Exercise goal >> Lift out all lines below that contain "docx".

★ ★ ★ ★ ★ ★ ★

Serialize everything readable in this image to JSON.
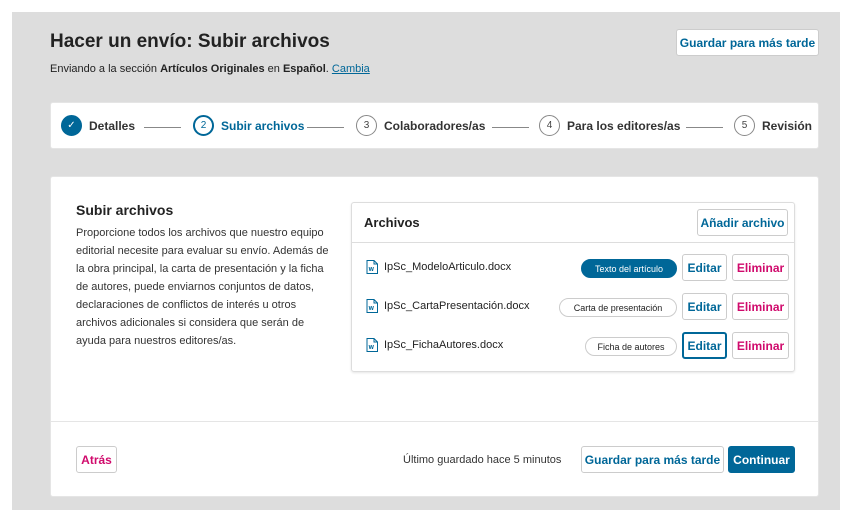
{
  "header": {
    "title": "Hacer un envío: Subir archivos",
    "subtitle_prefix": "Enviando a la sección ",
    "section_name": "Artículos Originales",
    "subtitle_mid": " en ",
    "language": "Español",
    "subtitle_suffix": ". ",
    "change_link": "Cambia",
    "save_later_label": "Guardar para más tarde"
  },
  "steps": [
    {
      "number": "✓",
      "label": "Detalles",
      "state": "done"
    },
    {
      "number": "2",
      "label": "Subir archivos",
      "state": "active"
    },
    {
      "number": "3",
      "label": "Colaboradores/as",
      "state": "pending"
    },
    {
      "number": "4",
      "label": "Para los editores/as",
      "state": "pending"
    },
    {
      "number": "5",
      "label": "Revisión",
      "state": "pending"
    }
  ],
  "upload": {
    "title": "Subir archivos",
    "description": "Proporcione todos los archivos que nuestro equipo editorial necesite para evaluar su envío. Además de la obra principal, la carta de presentación y la ficha de autores, puede enviarnos conjuntos de datos, declaraciones de conflictos de interés u otros archivos adicionales si considera que serán de ayuda para nuestros editores/as."
  },
  "files": {
    "title": "Archivos",
    "add_label": "Añadir archivo",
    "edit_label": "Editar",
    "delete_label": "Eliminar",
    "rows": [
      {
        "name": "IpSc_ModeloArticulo.docx",
        "genre": "Texto del artículo"
      },
      {
        "name": "IpSc_CartaPresentación.docx",
        "genre": "Carta de presentación"
      },
      {
        "name": "IpSc_FichaAutores.docx",
        "genre": "Ficha de autores"
      }
    ]
  },
  "footer": {
    "back_label": "Atrás",
    "last_saved": "Último guardado hace 5 minutos",
    "save_later_label": "Guardar para más tarde",
    "continue_label": "Continuar"
  },
  "colors": {
    "primary": "#006798",
    "danger": "#d00a6c",
    "background": "#dddddd"
  }
}
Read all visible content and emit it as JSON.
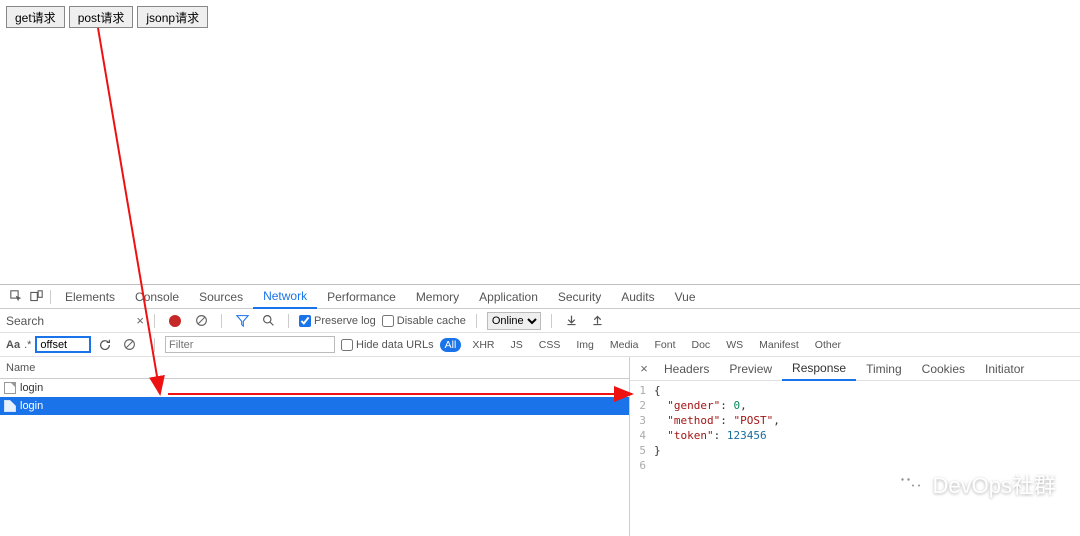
{
  "pageButtons": {
    "get": "get请求",
    "post": "post请求",
    "jsonp": "jsonp请求"
  },
  "devtoolsTabs": {
    "elements": "Elements",
    "console": "Console",
    "sources": "Sources",
    "network": "Network",
    "performance": "Performance",
    "memory": "Memory",
    "application": "Application",
    "security": "Security",
    "audits": "Audits",
    "vue": "Vue"
  },
  "toolbar": {
    "searchLabel": "Search",
    "filterPlaceholder": "Filter",
    "preserveLog": "Preserve log",
    "disableCache": "Disable cache",
    "online": "Online"
  },
  "row3": {
    "aa": "Aa",
    "regex": ".*",
    "searchValue": "offset",
    "hideDataUrls": "Hide data URLs",
    "types": {
      "all": "All",
      "xhr": "XHR",
      "js": "JS",
      "css": "CSS",
      "img": "Img",
      "media": "Media",
      "font": "Font",
      "doc": "Doc",
      "ws": "WS",
      "manifest": "Manifest",
      "other": "Other"
    }
  },
  "requests": {
    "header": "Name",
    "r0": "login",
    "r1": "login"
  },
  "rightTabs": {
    "headers": "Headers",
    "preview": "Preview",
    "response": "Response",
    "timing": "Timing",
    "cookies": "Cookies",
    "initiator": "Initiator"
  },
  "json": {
    "keys": {
      "gender": "\"gender\"",
      "method": "\"method\"",
      "token": "\"token\""
    },
    "vals": {
      "gender": "0",
      "method": "\"POST\"",
      "token": "123456"
    },
    "lines": {
      "l1": "1",
      "l2": "2",
      "l3": "3",
      "l4": "4",
      "l5": "5",
      "l6": "6"
    }
  },
  "watermark": "DevOps社群"
}
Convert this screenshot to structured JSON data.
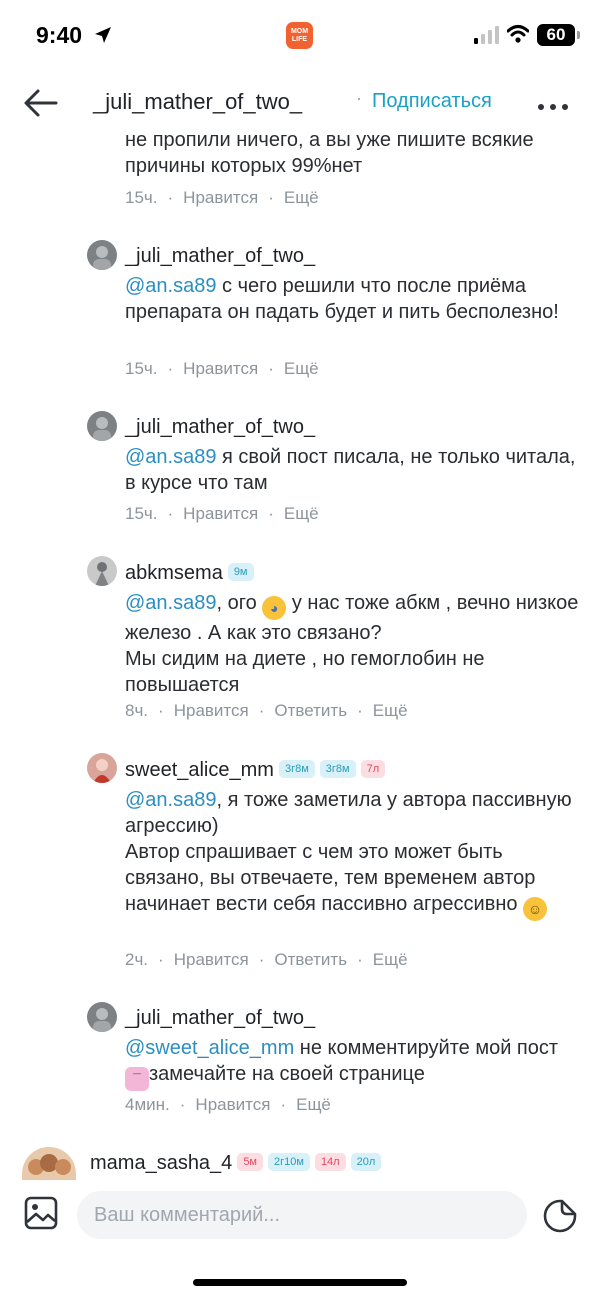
{
  "status_bar": {
    "time": "9:40",
    "app_badge": "MOM LIFE",
    "battery": "60"
  },
  "header": {
    "username": "_juli_mather_of_two_",
    "separator": "·",
    "subscribe_label": "Подписаться"
  },
  "comments": [
    {
      "text": "не пропили ничего, а вы уже пишите всякие причины которых 99%нет",
      "time": "15ч.",
      "like": "Нравится",
      "more": "Ещё"
    },
    {
      "username": "_juli_mather_of_two_",
      "mention": "@an.sa89",
      "text": " с чего решили что после приёма препарата он падать будет и пить бесполезно!",
      "time": "15ч.",
      "like": "Нравится",
      "more": "Ещё"
    },
    {
      "username": "_juli_mather_of_two_",
      "mention": "@an.sa89",
      "text": " я свой пост писала, не только читала, в курсе что там",
      "time": "15ч.",
      "like": "Нравится",
      "more": "Ещё"
    },
    {
      "username": "abkmsema",
      "tags": [
        "9м"
      ],
      "mention": "@an.sa89",
      "text_before_emoji": ", ого ",
      "text_after_emoji": " у нас тоже абкм , вечно низкое железо . А как это связано?",
      "text_line2": "Мы сидим на диете , но гемоглобин не повышается",
      "time": "8ч.",
      "like": "Нравится",
      "reply": "Ответить",
      "more": "Ещё"
    },
    {
      "username": "sweet_alice_mm",
      "tags": [
        "3г8м",
        "3г8м",
        "7л"
      ],
      "mention": "@an.sa89",
      "text": ", я тоже заметила у автора пассивную агрессию)",
      "text_line2": "Автор спрашивает с чем это может быть связано, вы отвечаете, тем временем автор начинает вести себя пассивно агрессивно ",
      "time": "2ч.",
      "like": "Нравится",
      "reply": "Ответить",
      "more": "Ещё"
    },
    {
      "username": "_juli_mather_of_two_",
      "mention": "@sweet_alice_mm",
      "text_before_emoji": " не комментируйте мой пост ",
      "text_after_emoji": "замечайте на своей странице",
      "time": "4мин.",
      "like": "Нравится",
      "more": "Ещё"
    }
  ],
  "next_comment": {
    "username": "mama_sasha_4",
    "tags": [
      "5м",
      "2г10м",
      "14л",
      "20л"
    ]
  },
  "input": {
    "placeholder": "Ваш комментарий..."
  },
  "colors": {
    "accent": "#1aa2c4",
    "mention": "#2b8ec2",
    "meta": "#8c949c",
    "tag_blue_bg": "#d8f0f7",
    "tag_pink_bg": "#fbdde2"
  },
  "icons": [
    "back-arrow-icon",
    "more-icon",
    "image-icon",
    "sticker-icon",
    "location-arrow-icon",
    "signal-icon",
    "wifi-icon"
  ]
}
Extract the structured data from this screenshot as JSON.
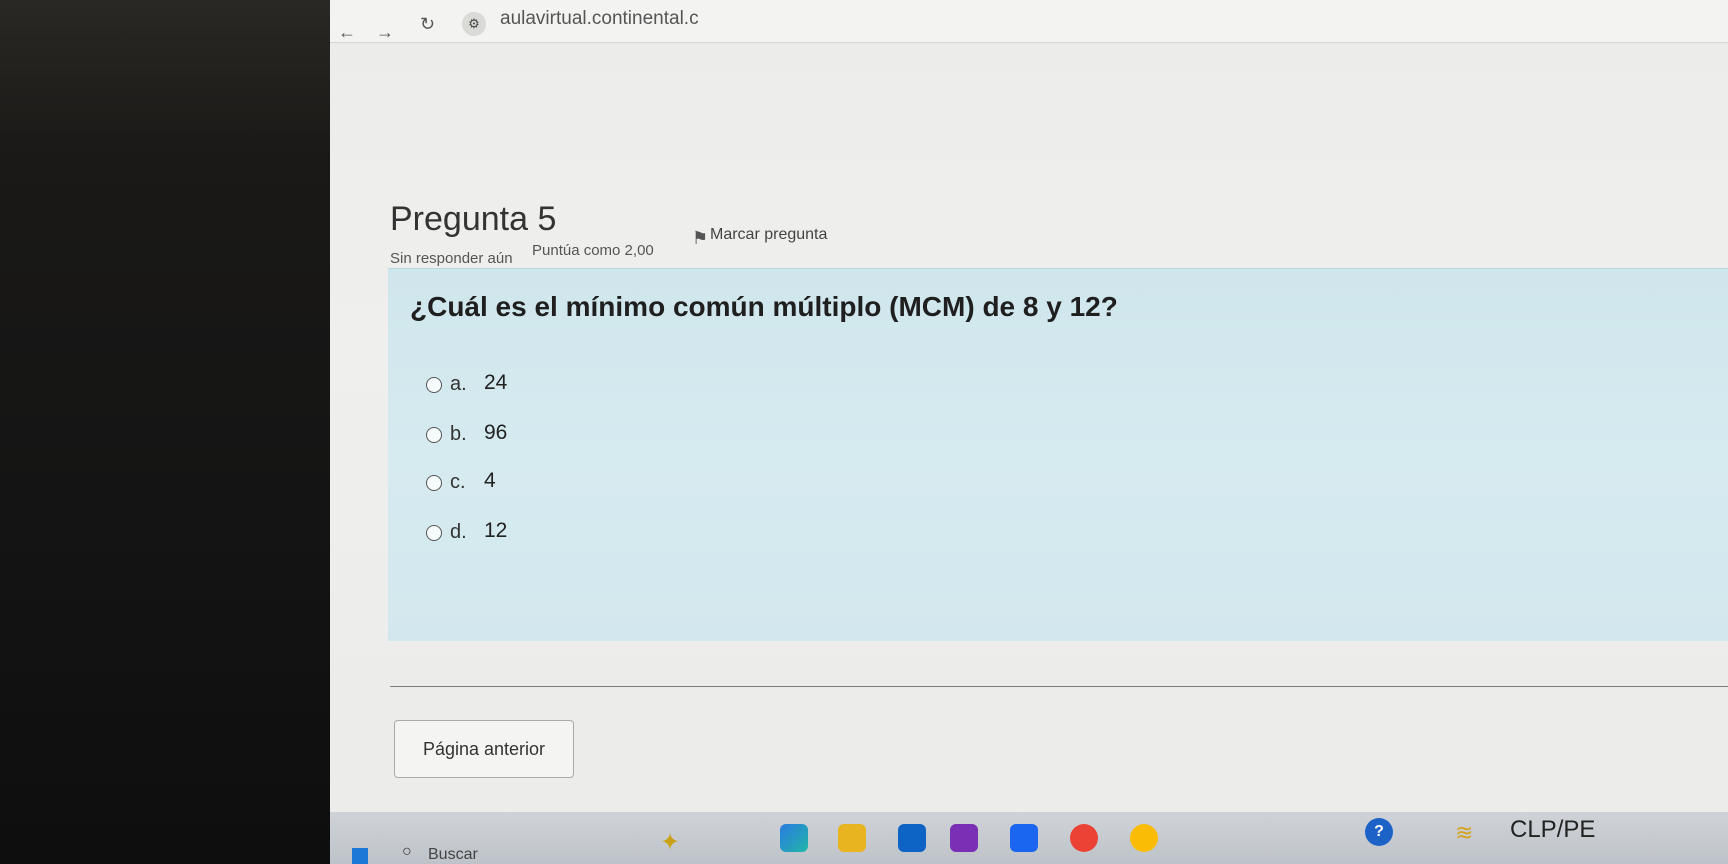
{
  "browser": {
    "url": "aulavirtual.continental.c"
  },
  "question": {
    "number_label": "Pregunta 5",
    "status": "Sin responder aún",
    "score": "Puntúa como 2,00",
    "flag_label": "Marcar pregunta",
    "text": "¿Cuál es el mínimo común múltiplo (MCM) de 8 y 12?",
    "options": [
      {
        "letter": "a.",
        "value": "24"
      },
      {
        "letter": "b.",
        "value": "96"
      },
      {
        "letter": "c.",
        "value": "4"
      },
      {
        "letter": "d.",
        "value": "12"
      }
    ]
  },
  "navigation": {
    "previous_label": "Página anterior"
  },
  "taskbar": {
    "search_label": "Buscar",
    "currency": "CLP/PE"
  },
  "colors": {
    "question_box": "#d3e8ee",
    "screen_bg": "#ececea"
  }
}
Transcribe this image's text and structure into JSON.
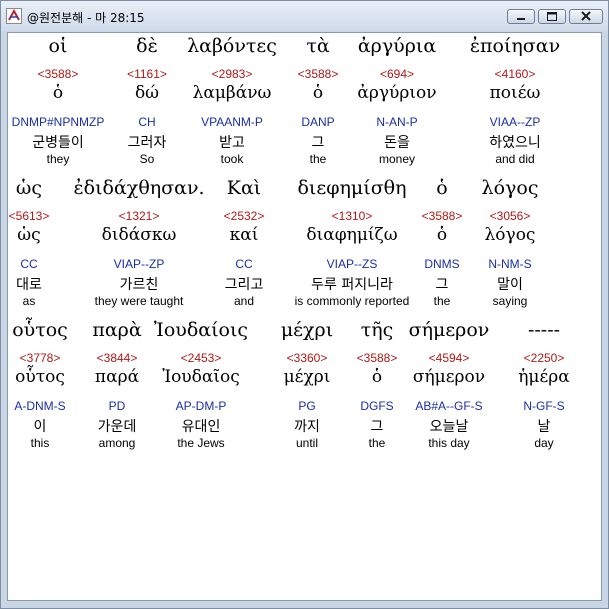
{
  "window": {
    "title": "@원전분해 - 마 28:15"
  },
  "rows": [
    [
      {
        "greek": "οἱ",
        "strong": "<3588>",
        "lemma": "ὁ",
        "morph": "DNMP#NPNMZP",
        "korean": "군병들이",
        "english": "they"
      },
      {
        "greek": "δὲ",
        "strong": "<1161>",
        "lemma": "δώ",
        "morph": "CH",
        "korean": "그러자",
        "english": "So"
      },
      {
        "greek": "λαβόντες",
        "strong": "<2983>",
        "lemma": "λαμβάνω",
        "morph": "VPAANM-P",
        "korean": "받고",
        "english": "took"
      },
      {
        "greek": "τὰ",
        "strong": "<3588>",
        "lemma": "ὁ",
        "morph": "DANP",
        "korean": "그",
        "english": "the"
      },
      {
        "greek": "ἀργύρια",
        "strong": "<694>",
        "lemma": "ἀργύριον",
        "morph": "N-AN-P",
        "korean": "돈을",
        "english": "money"
      },
      {
        "greek": "ἐποίησαν",
        "strong": "<4160>",
        "lemma": "ποιέω",
        "morph": "VIAA--ZP",
        "korean": "하였으니",
        "english": "and did"
      }
    ],
    [
      {
        "greek": "ὡς",
        "strong": "<5613>",
        "lemma": "ὡς",
        "morph": "CC",
        "korean": "대로",
        "english": "as"
      },
      {
        "greek": "ἐδιδάχθησαν.",
        "strong": "<1321>",
        "lemma": "διδάσκω",
        "morph": "VIAP--ZP",
        "korean": "가르친",
        "english": "they were taught"
      },
      {
        "greek": "Καὶ",
        "strong": "<2532>",
        "lemma": "καί",
        "morph": "CC",
        "korean": "그리고",
        "english": "and"
      },
      {
        "greek": "διεφημίσθη",
        "strong": "<1310>",
        "lemma": "διαφημίζω",
        "morph": "VIAP--ZS",
        "korean": "두루 퍼지니라",
        "english": "is commonly reported"
      },
      {
        "greek": "ὁ",
        "strong": "<3588>",
        "lemma": "ὁ",
        "morph": "DNMS",
        "korean": "그",
        "english": "the"
      },
      {
        "greek": "λόγος",
        "strong": "<3056>",
        "lemma": "λόγος",
        "morph": "N-NM-S",
        "korean": "말이",
        "english": "saying"
      }
    ],
    [
      {
        "greek": "οὗτος",
        "strong": "<3778>",
        "lemma": "οὗτος",
        "morph": "A-DNM-S",
        "korean": "이",
        "english": "this"
      },
      {
        "greek": "παρὰ",
        "strong": "<3844>",
        "lemma": "παρά",
        "morph": "PD",
        "korean": "가운데",
        "english": "among"
      },
      {
        "greek": "Ἰουδαίοις",
        "strong": "<2453>",
        "lemma": "Ἰουδαῖος",
        "morph": "AP-DM-P",
        "korean": "유대인",
        "english": "the Jews"
      },
      {
        "greek": "μέχρι",
        "strong": "<3360>",
        "lemma": "μέχρι",
        "morph": "PG",
        "korean": "까지",
        "english": "until"
      },
      {
        "greek": "τῆς",
        "strong": "<3588>",
        "lemma": "ὁ",
        "morph": "DGFS",
        "korean": "그",
        "english": "the"
      },
      {
        "greek": "σήμερον",
        "strong": "<4594>",
        "lemma": "σήμερον",
        "morph": "AB#A--GF-S",
        "korean": "오늘날",
        "english": "this day"
      },
      {
        "greek": "-----",
        "strong": "<2250>",
        "lemma": "ἡμέρα",
        "morph": "N-GF-S",
        "korean": "날",
        "english": "day"
      }
    ]
  ]
}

★ ★ ★ ★ ★ ★ ★

Solution below >>
        "name": "IpSc_ModeloArticulo.docx",
        "name": "IpSc_CartaPresentación.docx",
        "name": "IpSc_FichaAutores.docx",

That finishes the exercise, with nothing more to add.